* Work instruction *
Every line of the material has to be retyped exactly.

* Exercise material *
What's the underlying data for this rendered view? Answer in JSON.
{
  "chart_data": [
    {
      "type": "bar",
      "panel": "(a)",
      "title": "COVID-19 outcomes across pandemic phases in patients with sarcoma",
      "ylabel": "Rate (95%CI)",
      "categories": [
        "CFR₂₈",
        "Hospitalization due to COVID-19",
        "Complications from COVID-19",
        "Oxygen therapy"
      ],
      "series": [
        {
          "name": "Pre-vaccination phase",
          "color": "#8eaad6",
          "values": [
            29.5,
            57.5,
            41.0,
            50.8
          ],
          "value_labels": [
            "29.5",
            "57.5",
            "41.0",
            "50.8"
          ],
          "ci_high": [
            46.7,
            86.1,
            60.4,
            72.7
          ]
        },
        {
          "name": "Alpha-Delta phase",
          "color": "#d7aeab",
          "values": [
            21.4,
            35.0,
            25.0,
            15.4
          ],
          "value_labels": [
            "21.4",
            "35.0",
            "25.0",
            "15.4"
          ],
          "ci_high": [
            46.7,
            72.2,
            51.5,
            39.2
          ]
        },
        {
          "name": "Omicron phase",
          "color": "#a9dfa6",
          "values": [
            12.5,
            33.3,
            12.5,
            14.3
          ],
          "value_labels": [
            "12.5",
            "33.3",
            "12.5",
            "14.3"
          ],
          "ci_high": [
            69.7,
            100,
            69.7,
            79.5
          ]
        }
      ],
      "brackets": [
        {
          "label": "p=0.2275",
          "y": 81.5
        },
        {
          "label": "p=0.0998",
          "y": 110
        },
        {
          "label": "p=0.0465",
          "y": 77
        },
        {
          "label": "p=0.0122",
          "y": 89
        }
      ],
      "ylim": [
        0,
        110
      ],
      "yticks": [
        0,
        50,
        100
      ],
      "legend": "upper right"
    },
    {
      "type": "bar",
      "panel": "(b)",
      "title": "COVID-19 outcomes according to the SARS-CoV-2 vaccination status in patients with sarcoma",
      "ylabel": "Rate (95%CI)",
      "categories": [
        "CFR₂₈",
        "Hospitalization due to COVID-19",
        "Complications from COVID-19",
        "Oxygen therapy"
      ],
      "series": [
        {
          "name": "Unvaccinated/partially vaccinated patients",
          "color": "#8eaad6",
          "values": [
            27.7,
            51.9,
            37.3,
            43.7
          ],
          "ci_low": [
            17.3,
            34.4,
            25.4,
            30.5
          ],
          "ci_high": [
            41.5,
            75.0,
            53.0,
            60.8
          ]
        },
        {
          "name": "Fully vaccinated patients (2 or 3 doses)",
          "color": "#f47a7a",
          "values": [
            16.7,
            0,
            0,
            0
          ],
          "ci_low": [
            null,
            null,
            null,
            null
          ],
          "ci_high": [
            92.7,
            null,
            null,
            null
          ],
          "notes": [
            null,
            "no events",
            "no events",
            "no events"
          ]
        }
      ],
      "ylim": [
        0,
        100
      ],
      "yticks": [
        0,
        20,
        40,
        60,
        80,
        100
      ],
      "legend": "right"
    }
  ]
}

* Result for this exercise *
What's the underlying data for this rendered view? Answer in JSON.
{
  "chart_data": [
    {
      "type": "bar",
      "panel": "(a)",
      "title": "COVID-19 outcomes across pandemic phases in patients with sarcoma",
      "ylabel": "Rate (95%CI)",
      "categories": [
        "CFR₂₈",
        "Hospitalization due to COVID-19",
        "Complications from COVID-19",
        "Oxygen therapy"
      ],
      "series": [
        {
          "name": "Pre-vaccination phase",
          "color": "#8eaad6",
          "values": [
            29.5,
            57.5,
            41.0,
            50.8
          ],
          "value_labels": [
            "29.5",
            "57.5",
            "41.0",
            "50.8"
          ],
          "ci_high": [
            46.7,
            86.1,
            60.4,
            72.7
          ]
        },
        {
          "name": "Alpha-Delta phase",
          "color": "#d7aeab",
          "values": [
            21.4,
            35.0,
            25.0,
            15.4
          ],
          "value_labels": [
            "21.4",
            "35.0",
            "25.0",
            "15.4"
          ],
          "ci_high": [
            46.7,
            72.2,
            51.5,
            39.2
          ]
        },
        {
          "name": "Omicron phase",
          "color": "#a9dfa6",
          "values": [
            12.5,
            33.3,
            12.5,
            14.3
          ],
          "value_labels": [
            "12.5",
            "33.3",
            "12.5",
            "14.3"
          ],
          "ci_high": [
            69.7,
            100,
            69.7,
            79.5
          ]
        }
      ],
      "brackets": [
        {
          "label": "p=0.2275",
          "y": 81.5
        },
        {
          "label": "p=0.0998",
          "y": 110
        },
        {
          "label": "p=0.0465",
          "y": 77
        },
        {
          "label": "p=0.0122",
          "y": 89
        }
      ],
      "ylim": [
        0,
        110
      ],
      "yticks": [
        0,
        50,
        100
      ],
      "legend": "upper right"
    },
    {
      "type": "bar",
      "panel": "(b)",
      "title": "COVID-19 outcomes according to the SARS-CoV-2 vaccination status in patients with sarcoma",
      "ylabel": "Rate (95%CI)",
      "categories": [
        "CFR₂₈",
        "Hospitalization due to COVID-19",
        "Complications from COVID-19",
        "Oxygen therapy"
      ],
      "series": [
        {
          "name": "Unvaccinated/partially vaccinated patients",
          "color": "#8eaad6",
          "values": [
            27.7,
            51.9,
            37.3,
            43.7
          ],
          "ci_low": [
            17.3,
            34.4,
            25.4,
            30.5
          ],
          "ci_high": [
            41.5,
            75.0,
            53.0,
            60.8
          ]
        },
        {
          "name": "Fully vaccinated patients (2 or 3 doses)",
          "color": "#f47a7a",
          "values": [
            16.7,
            0,
            0,
            0
          ],
          "ci_low": [
            null,
            null,
            null,
            null
          ],
          "ci_high": [
            92.7,
            null,
            null,
            null
          ],
          "notes": [
            null,
            "no events",
            "no events",
            "no events"
          ]
        }
      ],
      "ylim": [
        0,
        100
      ],
      "yticks": [
        0,
        20,
        40,
        60,
        80,
        100
      ],
      "legend": "right"
    }
  ]
}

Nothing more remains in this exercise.